PROBLEM TO SOLVE: All of the data that follows should be retyped exactly, please, except the pictures.

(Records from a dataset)
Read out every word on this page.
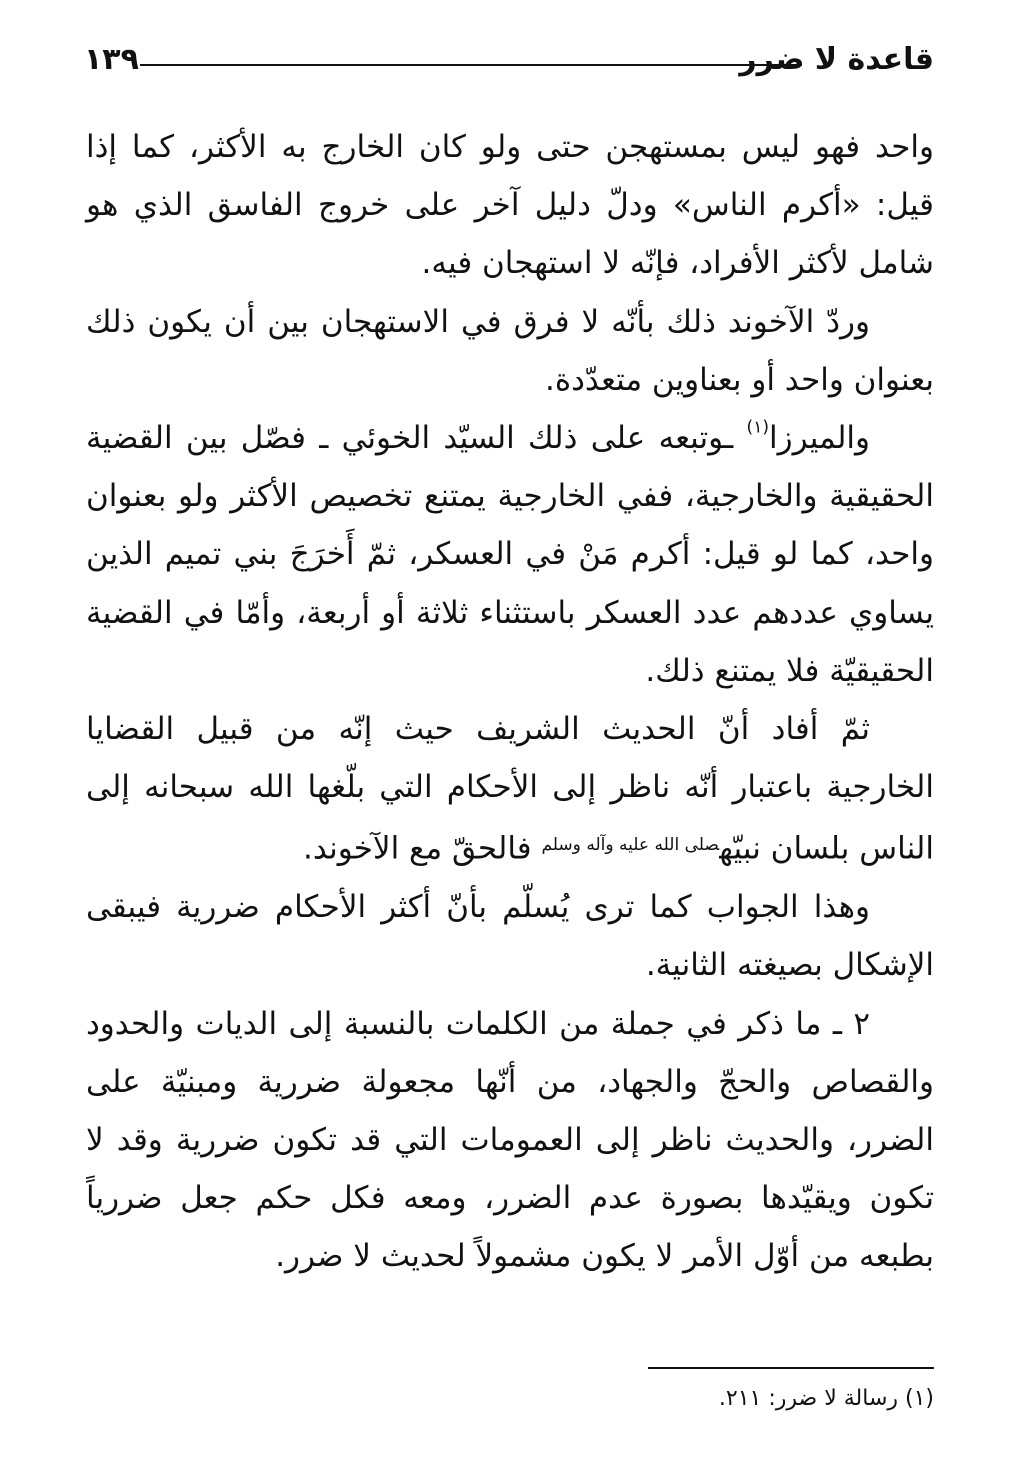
قاعدة لا ضرر
١٣٩

واحد فهو ليس بمستهجن حتى ولو كان الخارج به الأكثر، كما إذا قيل: «أكرم الناس» ودلّ دليل آخر على خروج الفاسق الذي هو شامل لأكثر الأفراد، فإنّه لا استهجان فيه.

وردّ الآخوند ذلك بأنّه لا فرق في الاستهجان بين أن يكون ذلك بعنوان واحد أو بعناوين متعدّدة.

والميرزا$^{(١)}$ ـوتبعه على ذلك السيّد الخوئي ـ فصّل بين القضية الحقيقية والخارجية، ففي الخارجية يمتنع تخصيص الأكثر ولو بعنوان واحد، كما لو قيل: أكرم مَنْ في العسكر، ثمّ أَخرَجَ بني تميم الذين يساوي عددهم عدد العسكر باستثناء ثلاثة أو أربعة، وأمّا في القضية الحقيقيّة فلا يمتنع ذلك.

ثمّ أفاد أنّ الحديث الشريف حيث إنّه من قبيل القضايا الخارجية باعتبار أنّه ناظر إلى الأحكام التي بلّغها الله سبحانه إلى الناس بلسان نبيّه$^{صلى الله عليه وآله وسلم}$ فالحقّ مع الآخوند.

وهذا الجواب كما ترى يُسلّم بأنّ أكثر الأحكام ضررية فيبقى الإشكال بصيغته الثانية.

٢ ـ ما ذكر في جملة من الكلمات بالنسبة إلى الديات والحدود والقصاص والحجّ والجهاد، من أنّها مجعولة ضررية ومبنيّة على الضرر، والحديث ناظر إلى العمومات التي قد تكون ضررية وقد لا تكون ويقيّدها بصورة عدم الضرر، ومعه فكل حكم جعل ضررياً بطبعه من أوّل الأمر لا يكون مشمولاً لحديث لا ضرر.

(١) رسالة لا ضرر: ٢١١.
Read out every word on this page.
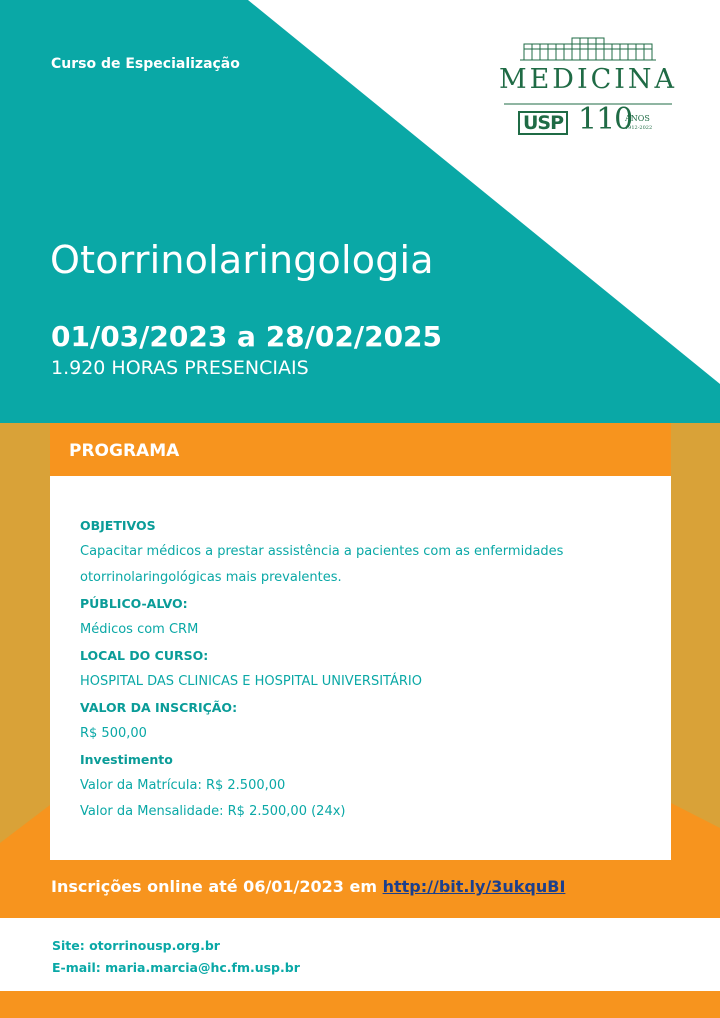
Curso de Especialização	MEDICINA
USP 110
ANOS
1912-2022
Otorrinolaringologia
01/03/2023 a 28/02/2025
1.920 HORAS PRESENCIAIS
PROGRAMA
OBJETIVOS
Capacitar médicos a prestar assistência a pacientes com as enfermidades
otorrinolaringológicas mais prevalentes.
PÚBLICO-ALVO:
Médicos com CRM
LOCAL DO CURSO:
HOSPITAL DAS CLINICAS E HOSPITAL UNIVERSITÁRIO
VALOR DA INSCRIÇÃO:
R$ 500,00
Investimento
Valor da Matrícula: R$ 2.500,00
Valor da Mensalidade: R$ 2.500,00 (24x)
Inscrições online até 06/01/2023 em http://bit.ly/3ukquBI
Site: otorrinousp.org.br
E-mail: maria.marcia@hc.fm.usp.br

FINAL RESULT:
Read out every word on this page.
قاعدة لا ضرر
١٣٩

واحد فهو ليس بمستهجن حتى ولو كان الخارج به الأكثر، كما إذا قيل: «أكرم الناس» ودلّ دليل آخر على خروج الفاسق الذي هو شامل لأكثر الأفراد، فإنّه لا استهجان فيه.

وردّ الآخوند ذلك بأنّه لا فرق في الاستهجان بين أن يكون ذلك بعنوان واحد أو بعناوين متعدّدة.

والميرزا$^{(١)}$ ـوتبعه على ذلك السيّد الخوئي ـ فصّل بين القضية الحقيقية والخارجية، ففي الخارجية يمتنع تخصيص الأكثر ولو بعنوان واحد، كما لو قيل: أكرم مَنْ في العسكر، ثمّ أَخرَجَ بني تميم الذين يساوي عددهم عدد العسكر باستثناء ثلاثة أو أربعة، وأمّا في القضية الحقيقيّة فلا يمتنع ذلك.

ثمّ أفاد أنّ الحديث الشريف حيث إنّه من قبيل القضايا الخارجية باعتبار أنّه ناظر إلى الأحكام التي بلّغها الله سبحانه إلى الناس بلسان نبيّه$^{صلى الله عليه وآله وسلم}$ فالحقّ مع الآخوند.

وهذا الجواب كما ترى يُسلّم بأنّ أكثر الأحكام ضررية فيبقى الإشكال بصيغته الثانية.

٢ ـ ما ذكر في جملة من الكلمات بالنسبة إلى الديات والحدود والقصاص والحجّ والجهاد، من أنّها مجعولة ضررية ومبنيّة على الضرر، والحديث ناظر إلى العمومات التي قد تكون ضررية وقد لا تكون ويقيّدها بصورة عدم الضرر، ومعه فكل حكم جعل ضررياً بطبعه من أوّل الأمر لا يكون مشمولاً لحديث لا ضرر.

(١) رسالة لا ضرر: ٢١١.
Read out every word on this page.
Curso de Especialização	MEDICINA
USP 110
ANOS
1912-2022
Otorrinolaringologia
01/03/2023 a 28/02/2025
1.920 HORAS PRESENCIAIS
PROGRAMA
OBJETIVOS
Capacitar médicos a prestar assistência a pacientes com as enfermidades
otorrinolaringológicas mais prevalentes.
PÚBLICO-ALVO:
Médicos com CRM
LOCAL DO CURSO:
HOSPITAL DAS CLINICAS E HOSPITAL UNIVERSITÁRIO
VALOR DA INSCRIÇÃO:
R$ 500,00
Investimento
Valor da Matrícula: R$ 2.500,00
Valor da Mensalidade: R$ 2.500,00 (24x)
Inscrições online até 06/01/2023 em http://bit.ly/3ukquBI
Site: otorrinousp.org.br
E-mail: maria.marcia@hc.fm.usp.br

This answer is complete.